## START DATA SUPPLIED

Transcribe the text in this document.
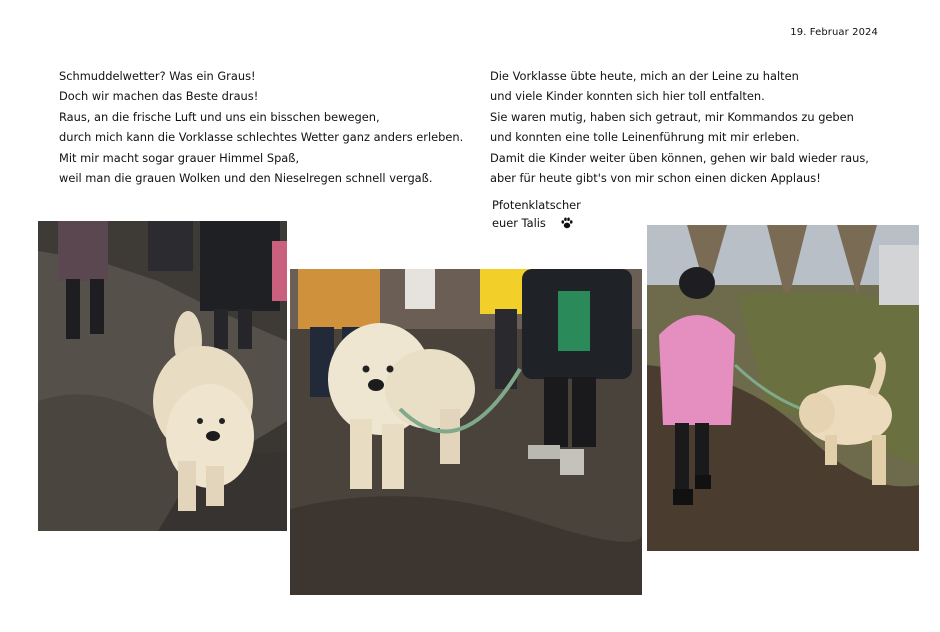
19. Februar 2024
Schmuddelwetter? Was ein Graus!
Doch wir machen das Beste draus!
Raus, an die frische Luft und uns ein bisschen bewegen,
durch mich kann die Vorklasse schlechtes Wetter ganz anders erleben.
Mit mir macht sogar grauer Himmel Spaß,
weil man die grauen Wolken und den Nieselregen schnell vergaß.
Die Vorklasse übte heute, mich an der Leine zu halten
und viele Kinder konnten sich hier toll entfalten.
Sie waren mutig, haben sich getraut, mir Kommandos zu geben
und konnten eine tolle Leinenführung mit mir erleben.
Damit die Kinder weiter üben können, gehen wir bald wieder raus,
aber für heute gibt's von mir schon einen dicken Applaus!
Pfotenklatscher
euer Talis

## END DATA SUPPLIED

EXERCISE: Extract every line containing the string "mich" from the data above.

RESULT BELOW:
durch mich kann die Vorklasse schlechtes Wetter ganz anders erleben.
Die Vorklasse übte heute, mich an der Leine zu halten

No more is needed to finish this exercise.